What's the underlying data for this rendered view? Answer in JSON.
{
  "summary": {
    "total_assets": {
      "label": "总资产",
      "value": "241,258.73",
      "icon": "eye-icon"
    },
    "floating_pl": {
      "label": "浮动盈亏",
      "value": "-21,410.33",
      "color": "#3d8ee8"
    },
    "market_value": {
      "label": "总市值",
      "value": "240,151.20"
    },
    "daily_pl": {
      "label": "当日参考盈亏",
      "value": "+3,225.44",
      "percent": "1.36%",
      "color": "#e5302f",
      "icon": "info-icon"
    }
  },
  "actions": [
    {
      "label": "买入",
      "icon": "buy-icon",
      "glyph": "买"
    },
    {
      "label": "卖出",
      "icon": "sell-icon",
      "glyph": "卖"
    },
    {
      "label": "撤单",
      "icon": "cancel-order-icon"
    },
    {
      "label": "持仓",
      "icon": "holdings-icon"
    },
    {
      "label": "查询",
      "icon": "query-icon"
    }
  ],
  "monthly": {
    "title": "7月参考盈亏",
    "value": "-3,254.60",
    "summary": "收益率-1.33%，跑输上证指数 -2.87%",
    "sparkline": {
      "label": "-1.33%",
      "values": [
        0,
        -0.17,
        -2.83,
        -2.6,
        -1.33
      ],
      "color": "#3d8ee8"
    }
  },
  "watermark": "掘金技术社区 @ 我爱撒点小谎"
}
——————————
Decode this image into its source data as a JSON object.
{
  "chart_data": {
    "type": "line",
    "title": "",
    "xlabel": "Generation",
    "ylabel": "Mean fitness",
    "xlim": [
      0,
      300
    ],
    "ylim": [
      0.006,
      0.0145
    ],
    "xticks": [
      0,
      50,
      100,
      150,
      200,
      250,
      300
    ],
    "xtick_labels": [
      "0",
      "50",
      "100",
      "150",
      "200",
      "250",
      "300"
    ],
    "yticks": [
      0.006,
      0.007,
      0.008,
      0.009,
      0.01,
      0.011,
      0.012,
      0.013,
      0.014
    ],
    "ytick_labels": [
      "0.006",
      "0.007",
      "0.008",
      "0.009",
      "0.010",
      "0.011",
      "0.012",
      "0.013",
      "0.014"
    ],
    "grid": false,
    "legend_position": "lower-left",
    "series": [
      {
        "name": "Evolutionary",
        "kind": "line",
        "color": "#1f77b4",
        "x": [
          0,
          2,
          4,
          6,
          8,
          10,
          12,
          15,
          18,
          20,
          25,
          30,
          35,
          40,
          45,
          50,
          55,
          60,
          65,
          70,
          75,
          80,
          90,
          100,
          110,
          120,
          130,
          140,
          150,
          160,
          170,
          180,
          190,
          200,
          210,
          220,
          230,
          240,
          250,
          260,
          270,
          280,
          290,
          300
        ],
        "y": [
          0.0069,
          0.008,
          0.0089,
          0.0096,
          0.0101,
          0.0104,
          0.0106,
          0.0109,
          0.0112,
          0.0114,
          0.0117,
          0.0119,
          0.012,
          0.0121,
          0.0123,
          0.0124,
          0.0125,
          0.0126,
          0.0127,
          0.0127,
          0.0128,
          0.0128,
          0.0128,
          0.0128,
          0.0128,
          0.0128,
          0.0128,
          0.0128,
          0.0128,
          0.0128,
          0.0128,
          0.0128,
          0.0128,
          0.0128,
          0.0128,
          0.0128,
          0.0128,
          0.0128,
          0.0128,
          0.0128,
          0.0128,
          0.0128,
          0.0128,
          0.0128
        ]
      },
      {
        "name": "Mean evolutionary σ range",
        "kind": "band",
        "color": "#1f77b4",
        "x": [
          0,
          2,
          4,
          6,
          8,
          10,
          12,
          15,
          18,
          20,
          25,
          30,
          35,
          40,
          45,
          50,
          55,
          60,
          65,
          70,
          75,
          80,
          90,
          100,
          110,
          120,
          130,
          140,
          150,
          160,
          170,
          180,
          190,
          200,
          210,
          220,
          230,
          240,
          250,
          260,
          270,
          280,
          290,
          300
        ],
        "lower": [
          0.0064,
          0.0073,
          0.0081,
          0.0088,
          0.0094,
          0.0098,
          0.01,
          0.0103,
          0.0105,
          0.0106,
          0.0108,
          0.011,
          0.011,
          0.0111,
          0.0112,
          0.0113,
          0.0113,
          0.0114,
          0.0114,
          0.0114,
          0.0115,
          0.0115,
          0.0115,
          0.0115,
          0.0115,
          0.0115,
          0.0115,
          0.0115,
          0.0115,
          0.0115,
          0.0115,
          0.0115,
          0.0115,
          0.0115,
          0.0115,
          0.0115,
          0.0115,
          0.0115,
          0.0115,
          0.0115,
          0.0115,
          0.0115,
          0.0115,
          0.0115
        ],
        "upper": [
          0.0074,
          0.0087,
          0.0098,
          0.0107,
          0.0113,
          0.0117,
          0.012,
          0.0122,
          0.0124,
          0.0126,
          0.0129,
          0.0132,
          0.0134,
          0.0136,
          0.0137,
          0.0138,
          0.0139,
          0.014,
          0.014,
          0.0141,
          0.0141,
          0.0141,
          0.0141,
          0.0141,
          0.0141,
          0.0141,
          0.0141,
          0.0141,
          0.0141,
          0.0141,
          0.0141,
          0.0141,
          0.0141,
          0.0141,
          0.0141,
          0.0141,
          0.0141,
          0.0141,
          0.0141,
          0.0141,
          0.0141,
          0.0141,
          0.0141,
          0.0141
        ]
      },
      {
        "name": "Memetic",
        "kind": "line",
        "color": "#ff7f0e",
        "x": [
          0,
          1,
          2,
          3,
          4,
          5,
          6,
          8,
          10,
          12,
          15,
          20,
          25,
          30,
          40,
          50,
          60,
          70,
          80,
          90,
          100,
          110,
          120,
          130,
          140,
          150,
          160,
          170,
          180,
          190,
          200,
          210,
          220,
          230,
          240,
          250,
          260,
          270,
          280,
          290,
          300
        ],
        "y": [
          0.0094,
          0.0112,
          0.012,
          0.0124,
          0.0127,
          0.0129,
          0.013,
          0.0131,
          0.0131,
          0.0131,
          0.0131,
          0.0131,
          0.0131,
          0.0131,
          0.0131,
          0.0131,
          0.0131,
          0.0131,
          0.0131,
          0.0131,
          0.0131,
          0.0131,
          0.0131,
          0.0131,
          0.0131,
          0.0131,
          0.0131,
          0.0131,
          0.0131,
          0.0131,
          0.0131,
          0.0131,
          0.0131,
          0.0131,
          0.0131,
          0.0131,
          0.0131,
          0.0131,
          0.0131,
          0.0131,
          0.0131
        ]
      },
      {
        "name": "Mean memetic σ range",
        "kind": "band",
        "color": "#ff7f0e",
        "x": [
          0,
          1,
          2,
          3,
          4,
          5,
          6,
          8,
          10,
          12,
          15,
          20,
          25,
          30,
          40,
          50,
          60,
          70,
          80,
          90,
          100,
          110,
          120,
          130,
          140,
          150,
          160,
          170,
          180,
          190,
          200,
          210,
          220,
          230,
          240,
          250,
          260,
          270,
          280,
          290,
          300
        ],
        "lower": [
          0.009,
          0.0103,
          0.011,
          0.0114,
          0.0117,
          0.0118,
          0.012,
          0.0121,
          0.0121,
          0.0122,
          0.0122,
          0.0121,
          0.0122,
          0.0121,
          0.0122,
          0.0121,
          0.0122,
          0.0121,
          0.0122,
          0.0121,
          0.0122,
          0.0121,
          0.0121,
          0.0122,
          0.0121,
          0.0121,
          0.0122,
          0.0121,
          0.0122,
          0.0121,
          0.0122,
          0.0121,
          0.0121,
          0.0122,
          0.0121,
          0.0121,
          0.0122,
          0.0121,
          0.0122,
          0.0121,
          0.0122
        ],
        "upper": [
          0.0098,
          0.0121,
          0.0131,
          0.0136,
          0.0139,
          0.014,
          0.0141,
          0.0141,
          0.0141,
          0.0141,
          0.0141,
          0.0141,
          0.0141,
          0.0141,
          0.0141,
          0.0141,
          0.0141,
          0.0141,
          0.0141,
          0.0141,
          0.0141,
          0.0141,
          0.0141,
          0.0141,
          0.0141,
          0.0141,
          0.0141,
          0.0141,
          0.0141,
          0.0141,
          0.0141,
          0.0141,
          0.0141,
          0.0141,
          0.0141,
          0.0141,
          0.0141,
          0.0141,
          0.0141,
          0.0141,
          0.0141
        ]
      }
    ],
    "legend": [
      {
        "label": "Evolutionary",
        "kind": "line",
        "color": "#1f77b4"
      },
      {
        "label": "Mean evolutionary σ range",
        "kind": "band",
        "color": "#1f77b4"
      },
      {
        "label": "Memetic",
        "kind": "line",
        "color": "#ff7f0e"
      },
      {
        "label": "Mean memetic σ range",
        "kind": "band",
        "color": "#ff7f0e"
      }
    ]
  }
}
——————————
[Goal]:
Find the lines above holding the word "name" and show them.

[Worked solution]:
        "name": "Evolutionary",
        "name": "Mean evolutionary σ range",
        "name": "Memetic",
        "name": "Mean memetic σ range",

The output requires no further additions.